Rewrite the lines of every one of the entries below as a numbered list, omitting any blank lines.

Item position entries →
%%
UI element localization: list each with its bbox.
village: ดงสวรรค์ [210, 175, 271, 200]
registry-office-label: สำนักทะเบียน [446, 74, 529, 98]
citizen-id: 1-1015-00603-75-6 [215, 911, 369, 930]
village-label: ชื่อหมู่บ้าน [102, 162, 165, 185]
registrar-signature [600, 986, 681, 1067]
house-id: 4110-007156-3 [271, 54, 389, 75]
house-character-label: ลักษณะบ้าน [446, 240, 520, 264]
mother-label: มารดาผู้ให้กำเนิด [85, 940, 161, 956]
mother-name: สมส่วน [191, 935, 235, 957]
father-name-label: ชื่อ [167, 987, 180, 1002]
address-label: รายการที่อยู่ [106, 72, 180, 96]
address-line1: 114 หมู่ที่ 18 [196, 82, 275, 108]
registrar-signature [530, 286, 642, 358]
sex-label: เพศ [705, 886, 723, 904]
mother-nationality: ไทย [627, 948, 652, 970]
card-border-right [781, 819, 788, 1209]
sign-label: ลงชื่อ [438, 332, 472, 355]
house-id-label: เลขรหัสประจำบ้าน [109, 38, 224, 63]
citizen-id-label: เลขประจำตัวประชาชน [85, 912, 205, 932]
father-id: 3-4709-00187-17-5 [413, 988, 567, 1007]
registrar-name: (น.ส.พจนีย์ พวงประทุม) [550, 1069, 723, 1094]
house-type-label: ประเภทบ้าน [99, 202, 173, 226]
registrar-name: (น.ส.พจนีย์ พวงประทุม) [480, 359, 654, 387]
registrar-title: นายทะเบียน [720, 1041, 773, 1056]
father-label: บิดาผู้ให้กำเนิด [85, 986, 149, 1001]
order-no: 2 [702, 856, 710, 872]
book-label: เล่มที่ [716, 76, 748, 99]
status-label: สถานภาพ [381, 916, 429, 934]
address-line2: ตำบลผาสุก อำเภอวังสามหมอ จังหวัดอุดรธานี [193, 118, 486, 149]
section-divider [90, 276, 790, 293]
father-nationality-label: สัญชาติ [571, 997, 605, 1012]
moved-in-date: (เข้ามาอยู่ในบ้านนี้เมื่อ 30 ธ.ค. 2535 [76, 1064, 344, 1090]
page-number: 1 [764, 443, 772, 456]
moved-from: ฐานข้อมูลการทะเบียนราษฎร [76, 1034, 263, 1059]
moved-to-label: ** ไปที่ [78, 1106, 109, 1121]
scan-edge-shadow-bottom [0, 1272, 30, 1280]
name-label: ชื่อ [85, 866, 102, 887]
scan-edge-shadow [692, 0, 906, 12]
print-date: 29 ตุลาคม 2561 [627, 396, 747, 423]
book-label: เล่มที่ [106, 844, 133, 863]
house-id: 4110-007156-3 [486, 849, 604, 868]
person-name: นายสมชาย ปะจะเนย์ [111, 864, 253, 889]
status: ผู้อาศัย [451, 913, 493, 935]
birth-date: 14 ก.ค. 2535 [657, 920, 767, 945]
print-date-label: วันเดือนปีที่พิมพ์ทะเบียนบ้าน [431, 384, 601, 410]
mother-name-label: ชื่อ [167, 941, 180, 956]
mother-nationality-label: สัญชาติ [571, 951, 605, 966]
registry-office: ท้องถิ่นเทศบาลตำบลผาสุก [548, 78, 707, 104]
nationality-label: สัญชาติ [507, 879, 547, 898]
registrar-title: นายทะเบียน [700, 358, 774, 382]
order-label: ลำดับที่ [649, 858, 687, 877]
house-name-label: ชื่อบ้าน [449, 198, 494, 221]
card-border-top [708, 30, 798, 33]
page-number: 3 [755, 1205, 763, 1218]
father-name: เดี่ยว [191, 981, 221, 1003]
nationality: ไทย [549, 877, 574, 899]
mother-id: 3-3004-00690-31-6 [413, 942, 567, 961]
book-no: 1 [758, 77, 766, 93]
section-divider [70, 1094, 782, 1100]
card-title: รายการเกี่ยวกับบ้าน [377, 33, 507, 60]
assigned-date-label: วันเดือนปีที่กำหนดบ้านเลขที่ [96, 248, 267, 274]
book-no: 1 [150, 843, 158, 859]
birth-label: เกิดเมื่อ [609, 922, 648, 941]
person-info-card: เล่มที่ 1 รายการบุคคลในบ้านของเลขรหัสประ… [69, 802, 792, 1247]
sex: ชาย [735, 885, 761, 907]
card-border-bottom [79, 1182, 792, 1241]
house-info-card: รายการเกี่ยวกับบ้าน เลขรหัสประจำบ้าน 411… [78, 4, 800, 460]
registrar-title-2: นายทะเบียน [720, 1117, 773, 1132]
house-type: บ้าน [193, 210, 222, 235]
%%
ANSWER FOR THE TASK →
1. UI element localization: list each with its bbox.
2. village: ดงสวรรค์ [210, 175, 271, 200]
3. registry-office-label: สำนักทะเบียน [446, 74, 529, 98]
4. citizen-id: 1-1015-00603-75-6 [215, 911, 369, 930]
5. village-label: ชื่อหมู่บ้าน [102, 162, 165, 185]
6. registrar-signature [600, 986, 681, 1067]
7. house-id: 4110-007156-3 [271, 54, 389, 75]
8. house-character-label: ลักษณะบ้าน [446, 240, 520, 264]
9. mother-label: มารดาผู้ให้กำเนิด [85, 940, 161, 956]
10. mother-name: สมส่วน [191, 935, 235, 957]
11. father-name-label: ชื่อ [167, 987, 180, 1002]
12. address-label: รายการที่อยู่ [106, 72, 180, 96]
13. address-line1: 114 หมู่ที่ 18 [196, 82, 275, 108]
14. registrar-signature [530, 286, 642, 358]
15. sex-label: เพศ [705, 886, 723, 904]
16. mother-nationality: ไทย [627, 948, 652, 970]
17. card-border-right [781, 819, 788, 1209]
18. sign-label: ลงชื่อ [438, 332, 472, 355]
19. house-id-label: เลขรหัสประจำบ้าน [109, 38, 224, 63]
20. citizen-id-label: เลขประจำตัวประชาชน [85, 912, 205, 932]
21. father-id: 3-4709-00187-17-5 [413, 988, 567, 1007]
22. registrar-name: (น.ส.พจนีย์ พวงประทุม) [550, 1069, 723, 1094]
23. house-type-label: ประเภทบ้าน [99, 202, 173, 226]
24. registrar-name: (น.ส.พจนีย์ พวงประทุม) [480, 359, 654, 387]
25. registrar-title: นายทะเบียน [720, 1041, 773, 1056]
26. father-label: บิดาผู้ให้กำเนิด [85, 986, 149, 1001]
27. order-no: 2 [702, 856, 710, 872]
28. book-label: เล่มที่ [716, 76, 748, 99]
29. status-label: สถานภาพ [381, 916, 429, 934]
30. address-line2: ตำบลผาสุก อำเภอวังสามหมอ จังหวัดอุดรธานี [193, 118, 486, 149]
31. section-divider [90, 276, 790, 293]
32. father-nationality-label: สัญชาติ [571, 997, 605, 1012]
33. moved-in-date: (เข้ามาอยู่ในบ้านนี้เมื่อ 30 ธ.ค. 2535 [76, 1064, 344, 1090]
34. page-number: 1 [764, 443, 772, 456]
35. moved-from: ฐานข้อมูลการทะเบียนราษฎร [76, 1034, 263, 1059]
36. moved-to-label: ** ไปที่ [78, 1106, 109, 1121]
37. scan-edge-shadow-bottom [0, 1272, 30, 1280]
38. name-label: ชื่อ [85, 866, 102, 887]
39. scan-edge-shadow [692, 0, 906, 12]
40. print-date: 29 ตุลาคม 2561 [627, 396, 747, 423]
41. book-label: เล่มที่ [106, 844, 133, 863]
42. house-id: 4110-007156-3 [486, 849, 604, 868]
43. person-name: นายสมชาย ปะจะเนย์ [111, 864, 253, 889]
44. status: ผู้อาศัย [451, 913, 493, 935]
45. birth-date: 14 ก.ค. 2535 [657, 920, 767, 945]
46. print-date-label: วันเดือนปีที่พิมพ์ทะเบียนบ้าน [431, 384, 601, 410]
47. mother-name-label: ชื่อ [167, 941, 180, 956]
48. mother-nationality-label: สัญชาติ [571, 951, 605, 966]
49. registry-office: ท้องถิ่นเทศบาลตำบลผาสุก [548, 78, 707, 104]
50. nationality-label: สัญชาติ [507, 879, 547, 898]
51. registrar-title: นายทะเบียน [700, 358, 774, 382]
52. order-label: ลำดับที่ [649, 858, 687, 877]
53. house-name-label: ชื่อบ้าน [449, 198, 494, 221]
54. card-border-top [708, 30, 798, 33]
55. page-number: 3 [755, 1205, 763, 1218]
56. father-name: เดี่ยว [191, 981, 221, 1003]
57. nationality: ไทย [549, 877, 574, 899]
58. mother-id: 3-3004-00690-31-6 [413, 942, 567, 961]
59. book-no: 1 [758, 77, 766, 93]
60. section-divider [70, 1094, 782, 1100]
61. card-title: รายการเกี่ยวกับบ้าน [377, 33, 507, 60]
62. assigned-date-label: วันเดือนปีที่กำหนดบ้านเลขที่ [96, 248, 267, 274]
63. book-no: 1 [150, 843, 158, 859]
64. birth-label: เกิดเมื่อ [609, 922, 648, 941]
65. person-info-card: เล่มที่ 1 รายการบุคคลในบ้านของเลขรหัสประ… [69, 802, 792, 1247]
66. sex: ชาย [735, 885, 761, 907]
67. card-border-bottom [79, 1182, 792, 1241]
68. house-info-card: รายการเกี่ยวกับบ้าน เลขรหัสประจำบ้าน 411… [78, 4, 800, 460]
69. registrar-title-2: นายทะเบียน [720, 1117, 773, 1132]
70. house-type: บ้าน [193, 210, 222, 235]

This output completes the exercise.